* [GIVEN PROBLEM]: From the entries below, copy every line that holds the word "name".

* [MATERIAL TO PROCESS]:
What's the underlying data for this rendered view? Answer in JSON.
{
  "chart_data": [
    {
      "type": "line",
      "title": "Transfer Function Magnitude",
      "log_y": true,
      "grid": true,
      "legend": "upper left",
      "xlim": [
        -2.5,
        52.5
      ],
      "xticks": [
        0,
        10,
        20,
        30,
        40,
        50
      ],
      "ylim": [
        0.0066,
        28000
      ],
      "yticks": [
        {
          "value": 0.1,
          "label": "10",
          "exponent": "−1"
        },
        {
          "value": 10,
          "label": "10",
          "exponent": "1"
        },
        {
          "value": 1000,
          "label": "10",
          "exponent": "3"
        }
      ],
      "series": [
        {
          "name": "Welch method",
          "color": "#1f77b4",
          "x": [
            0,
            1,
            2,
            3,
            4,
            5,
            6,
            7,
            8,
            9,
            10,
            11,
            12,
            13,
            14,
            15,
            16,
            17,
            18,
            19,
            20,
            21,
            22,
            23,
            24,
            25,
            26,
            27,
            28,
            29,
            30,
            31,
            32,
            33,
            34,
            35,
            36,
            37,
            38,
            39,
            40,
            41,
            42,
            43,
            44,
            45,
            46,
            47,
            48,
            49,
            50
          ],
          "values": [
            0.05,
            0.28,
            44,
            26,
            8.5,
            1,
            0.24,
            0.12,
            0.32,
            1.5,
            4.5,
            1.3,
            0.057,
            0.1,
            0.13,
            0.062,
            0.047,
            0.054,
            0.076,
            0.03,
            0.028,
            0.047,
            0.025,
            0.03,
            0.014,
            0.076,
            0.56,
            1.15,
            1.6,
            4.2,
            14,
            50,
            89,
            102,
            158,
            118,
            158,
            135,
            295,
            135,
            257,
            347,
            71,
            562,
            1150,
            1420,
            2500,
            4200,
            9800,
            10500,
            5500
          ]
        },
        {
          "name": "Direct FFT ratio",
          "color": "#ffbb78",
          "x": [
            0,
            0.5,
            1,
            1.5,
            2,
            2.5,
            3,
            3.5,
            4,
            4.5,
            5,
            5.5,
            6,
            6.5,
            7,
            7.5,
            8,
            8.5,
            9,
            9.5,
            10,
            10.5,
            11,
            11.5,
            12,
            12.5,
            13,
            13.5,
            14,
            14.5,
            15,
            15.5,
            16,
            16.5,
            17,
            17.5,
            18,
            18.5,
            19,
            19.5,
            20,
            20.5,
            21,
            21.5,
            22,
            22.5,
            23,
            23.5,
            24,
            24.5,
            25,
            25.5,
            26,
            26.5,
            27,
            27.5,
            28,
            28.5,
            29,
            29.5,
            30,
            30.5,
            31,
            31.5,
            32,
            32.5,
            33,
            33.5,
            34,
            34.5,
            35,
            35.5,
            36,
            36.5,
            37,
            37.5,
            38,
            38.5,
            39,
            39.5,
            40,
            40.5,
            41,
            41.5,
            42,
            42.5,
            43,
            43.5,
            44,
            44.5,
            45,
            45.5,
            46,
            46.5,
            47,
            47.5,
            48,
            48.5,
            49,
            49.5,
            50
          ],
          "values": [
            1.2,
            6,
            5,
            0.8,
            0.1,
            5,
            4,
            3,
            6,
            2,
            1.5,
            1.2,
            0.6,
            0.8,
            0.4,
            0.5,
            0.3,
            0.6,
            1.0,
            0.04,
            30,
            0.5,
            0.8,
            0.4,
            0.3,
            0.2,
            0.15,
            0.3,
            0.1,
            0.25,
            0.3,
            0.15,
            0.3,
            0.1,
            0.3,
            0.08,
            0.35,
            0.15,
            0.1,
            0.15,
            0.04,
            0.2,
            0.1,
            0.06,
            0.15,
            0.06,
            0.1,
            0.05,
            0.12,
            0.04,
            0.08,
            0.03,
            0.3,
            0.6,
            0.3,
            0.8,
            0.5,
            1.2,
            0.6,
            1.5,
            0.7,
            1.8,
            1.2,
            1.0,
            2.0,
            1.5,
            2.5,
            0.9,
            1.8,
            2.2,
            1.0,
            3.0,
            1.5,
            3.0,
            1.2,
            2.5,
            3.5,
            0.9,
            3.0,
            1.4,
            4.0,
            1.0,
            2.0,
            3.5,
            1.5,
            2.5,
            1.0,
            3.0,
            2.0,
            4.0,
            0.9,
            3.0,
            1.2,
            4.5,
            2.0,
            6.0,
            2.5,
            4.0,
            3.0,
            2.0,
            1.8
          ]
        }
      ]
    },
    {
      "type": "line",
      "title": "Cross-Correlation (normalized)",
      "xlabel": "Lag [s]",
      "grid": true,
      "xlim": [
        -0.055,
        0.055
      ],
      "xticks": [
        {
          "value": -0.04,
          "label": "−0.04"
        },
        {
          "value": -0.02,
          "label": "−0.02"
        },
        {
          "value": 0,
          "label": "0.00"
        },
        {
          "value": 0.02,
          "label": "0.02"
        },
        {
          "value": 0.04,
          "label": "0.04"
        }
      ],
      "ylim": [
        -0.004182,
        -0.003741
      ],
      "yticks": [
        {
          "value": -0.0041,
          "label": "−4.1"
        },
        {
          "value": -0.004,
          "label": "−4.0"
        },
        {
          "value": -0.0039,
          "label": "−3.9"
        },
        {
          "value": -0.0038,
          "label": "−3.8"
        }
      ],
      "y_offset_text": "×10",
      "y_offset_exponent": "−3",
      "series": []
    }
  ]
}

* [ANSWER TO THE TASK]:
          "name": "Welch method",
          "name": "Direct FFT ratio",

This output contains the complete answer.